Short task: Filter for the word "these" and keep each matching line.

Collection entries
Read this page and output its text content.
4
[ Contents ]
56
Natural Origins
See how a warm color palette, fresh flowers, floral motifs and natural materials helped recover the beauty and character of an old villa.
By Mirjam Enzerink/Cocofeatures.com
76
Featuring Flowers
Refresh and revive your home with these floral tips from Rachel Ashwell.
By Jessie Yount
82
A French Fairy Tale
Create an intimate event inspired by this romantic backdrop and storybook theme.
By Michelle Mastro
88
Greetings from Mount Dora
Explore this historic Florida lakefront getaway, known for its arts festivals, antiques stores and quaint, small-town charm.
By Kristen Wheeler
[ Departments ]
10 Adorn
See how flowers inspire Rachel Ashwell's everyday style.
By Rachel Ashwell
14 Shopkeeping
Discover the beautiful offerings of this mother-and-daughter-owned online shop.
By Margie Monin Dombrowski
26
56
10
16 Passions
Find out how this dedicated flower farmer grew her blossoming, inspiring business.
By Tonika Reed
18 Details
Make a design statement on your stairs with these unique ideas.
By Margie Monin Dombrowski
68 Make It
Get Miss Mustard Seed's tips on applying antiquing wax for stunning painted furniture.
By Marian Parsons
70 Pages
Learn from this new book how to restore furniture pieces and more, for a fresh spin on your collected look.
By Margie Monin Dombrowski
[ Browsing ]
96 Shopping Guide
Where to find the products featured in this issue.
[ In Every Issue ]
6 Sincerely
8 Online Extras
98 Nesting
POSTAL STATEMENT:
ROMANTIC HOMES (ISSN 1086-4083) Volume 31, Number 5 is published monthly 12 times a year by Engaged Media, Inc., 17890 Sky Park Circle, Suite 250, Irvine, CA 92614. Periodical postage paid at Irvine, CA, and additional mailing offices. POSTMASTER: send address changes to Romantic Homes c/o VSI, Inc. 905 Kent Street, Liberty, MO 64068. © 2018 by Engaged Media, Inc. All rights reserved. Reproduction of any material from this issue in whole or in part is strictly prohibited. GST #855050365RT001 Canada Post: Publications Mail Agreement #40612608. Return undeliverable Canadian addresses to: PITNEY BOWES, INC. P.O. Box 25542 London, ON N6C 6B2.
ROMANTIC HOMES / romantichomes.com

Expected output:
Refresh and revive your home with these floral tips from Rachel Ashwell.
Make a design statement on your stairs with these unique ideas.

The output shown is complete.